→ **What you have to do**
Reproduce each line exactly, including spacing and punctuation.

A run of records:
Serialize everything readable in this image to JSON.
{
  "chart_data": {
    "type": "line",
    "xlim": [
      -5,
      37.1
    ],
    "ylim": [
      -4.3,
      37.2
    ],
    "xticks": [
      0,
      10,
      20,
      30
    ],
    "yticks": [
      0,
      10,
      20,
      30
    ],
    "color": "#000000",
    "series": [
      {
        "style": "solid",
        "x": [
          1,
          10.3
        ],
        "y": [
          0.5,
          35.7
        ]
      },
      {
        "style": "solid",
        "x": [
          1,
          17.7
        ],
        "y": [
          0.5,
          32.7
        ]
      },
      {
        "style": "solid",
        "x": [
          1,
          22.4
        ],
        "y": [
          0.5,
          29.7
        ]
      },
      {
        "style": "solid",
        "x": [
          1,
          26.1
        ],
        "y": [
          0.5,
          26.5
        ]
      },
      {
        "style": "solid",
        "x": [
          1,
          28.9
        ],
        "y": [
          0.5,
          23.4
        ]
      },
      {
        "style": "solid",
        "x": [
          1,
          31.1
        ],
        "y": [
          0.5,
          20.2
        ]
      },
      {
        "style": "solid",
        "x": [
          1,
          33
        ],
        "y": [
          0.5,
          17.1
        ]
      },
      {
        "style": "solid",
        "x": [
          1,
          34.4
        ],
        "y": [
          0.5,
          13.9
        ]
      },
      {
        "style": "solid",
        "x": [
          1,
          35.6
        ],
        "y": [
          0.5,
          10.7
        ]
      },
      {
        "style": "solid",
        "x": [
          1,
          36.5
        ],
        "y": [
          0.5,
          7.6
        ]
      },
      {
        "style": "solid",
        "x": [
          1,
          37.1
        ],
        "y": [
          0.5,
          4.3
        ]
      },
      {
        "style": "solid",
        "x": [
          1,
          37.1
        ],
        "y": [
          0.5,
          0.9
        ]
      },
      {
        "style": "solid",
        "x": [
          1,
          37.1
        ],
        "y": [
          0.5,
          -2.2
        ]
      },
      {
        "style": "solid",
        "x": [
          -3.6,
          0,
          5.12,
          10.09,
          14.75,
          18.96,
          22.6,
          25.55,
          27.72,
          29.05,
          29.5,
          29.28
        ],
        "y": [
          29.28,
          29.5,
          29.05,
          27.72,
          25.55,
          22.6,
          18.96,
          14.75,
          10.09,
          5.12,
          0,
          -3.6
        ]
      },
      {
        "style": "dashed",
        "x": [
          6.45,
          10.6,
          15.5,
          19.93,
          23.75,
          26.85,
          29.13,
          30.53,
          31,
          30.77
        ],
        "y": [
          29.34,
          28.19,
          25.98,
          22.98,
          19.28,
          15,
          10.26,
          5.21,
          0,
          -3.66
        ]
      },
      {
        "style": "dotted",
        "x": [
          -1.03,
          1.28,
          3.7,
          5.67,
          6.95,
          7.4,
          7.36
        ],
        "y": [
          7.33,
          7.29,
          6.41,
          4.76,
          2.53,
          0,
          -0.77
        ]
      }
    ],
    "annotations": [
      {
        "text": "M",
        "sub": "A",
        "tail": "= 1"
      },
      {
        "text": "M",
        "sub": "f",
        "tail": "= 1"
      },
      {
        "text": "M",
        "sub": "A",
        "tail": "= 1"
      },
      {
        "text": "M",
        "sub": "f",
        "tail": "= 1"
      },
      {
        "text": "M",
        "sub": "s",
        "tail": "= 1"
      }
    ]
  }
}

→ **Response to the exercise**
Serialize everything readable in this image to JSON.
{
  "chart_data": {
    "type": "line",
    "xlim": [
      -5,
      37.1
    ],
    "ylim": [
      -4.3,
      37.2
    ],
    "xticks": [
      0,
      10,
      20,
      30
    ],
    "yticks": [
      0,
      10,
      20,
      30
    ],
    "color": "#000000",
    "series": [
      {
        "style": "solid",
        "x": [
          1,
          10.3
        ],
        "y": [
          0.5,
          35.7
        ]
      },
      {
        "style": "solid",
        "x": [
          1,
          17.7
        ],
        "y": [
          0.5,
          32.7
        ]
      },
      {
        "style": "solid",
        "x": [
          1,
          22.4
        ],
        "y": [
          0.5,
          29.7
        ]
      },
      {
        "style": "solid",
        "x": [
          1,
          26.1
        ],
        "y": [
          0.5,
          26.5
        ]
      },
      {
        "style": "solid",
        "x": [
          1,
          28.9
        ],
        "y": [
          0.5,
          23.4
        ]
      },
      {
        "style": "solid",
        "x": [
          1,
          31.1
        ],
        "y": [
          0.5,
          20.2
        ]
      },
      {
        "style": "solid",
        "x": [
          1,
          33
        ],
        "y": [
          0.5,
          17.1
        ]
      },
      {
        "style": "solid",
        "x": [
          1,
          34.4
        ],
        "y": [
          0.5,
          13.9
        ]
      },
      {
        "style": "solid",
        "x": [
          1,
          35.6
        ],
        "y": [
          0.5,
          10.7
        ]
      },
      {
        "style": "solid",
        "x": [
          1,
          36.5
        ],
        "y": [
          0.5,
          7.6
        ]
      },
      {
        "style": "solid",
        "x": [
          1,
          37.1
        ],
        "y": [
          0.5,
          4.3
        ]
      },
      {
        "style": "solid",
        "x": [
          1,
          37.1
        ],
        "y": [
          0.5,
          0.9
        ]
      },
      {
        "style": "solid",
        "x": [
          1,
          37.1
        ],
        "y": [
          0.5,
          -2.2
        ]
      },
      {
        "style": "solid",
        "x": [
          -3.6,
          0,
          5.12,
          10.09,
          14.75,
          18.96,
          22.6,
          25.55,
          27.72,
          29.05,
          29.5,
          29.28
        ],
        "y": [
          29.28,
          29.5,
          29.05,
          27.72,
          25.55,
          22.6,
          18.96,
          14.75,
          10.09,
          5.12,
          0,
          -3.6
        ]
      },
      {
        "style": "dashed",
        "x": [
          6.45,
          10.6,
          15.5,
          19.93,
          23.75,
          26.85,
          29.13,
          30.53,
          31,
          30.77
        ],
        "y": [
          29.34,
          28.19,
          25.98,
          22.98,
          19.28,
          15,
          10.26,
          5.21,
          0,
          -3.66
        ]
      },
      {
        "style": "dotted",
        "x": [
          -1.03,
          1.28,
          3.7,
          5.67,
          6.95,
          7.4,
          7.36
        ],
        "y": [
          7.33,
          7.29,
          6.41,
          4.76,
          2.53,
          0,
          -0.77
        ]
      }
    ],
    "annotations": [
      {
        "text": "M",
        "sub": "A",
        "tail": "= 1"
      },
      {
        "text": "M",
        "sub": "f",
        "tail": "= 1"
      },
      {
        "text": "M",
        "sub": "A",
        "tail": "= 1"
      },
      {
        "text": "M",
        "sub": "f",
        "tail": "= 1"
      },
      {
        "text": "M",
        "sub": "s",
        "tail": "= 1"
      }
    ]
  }
}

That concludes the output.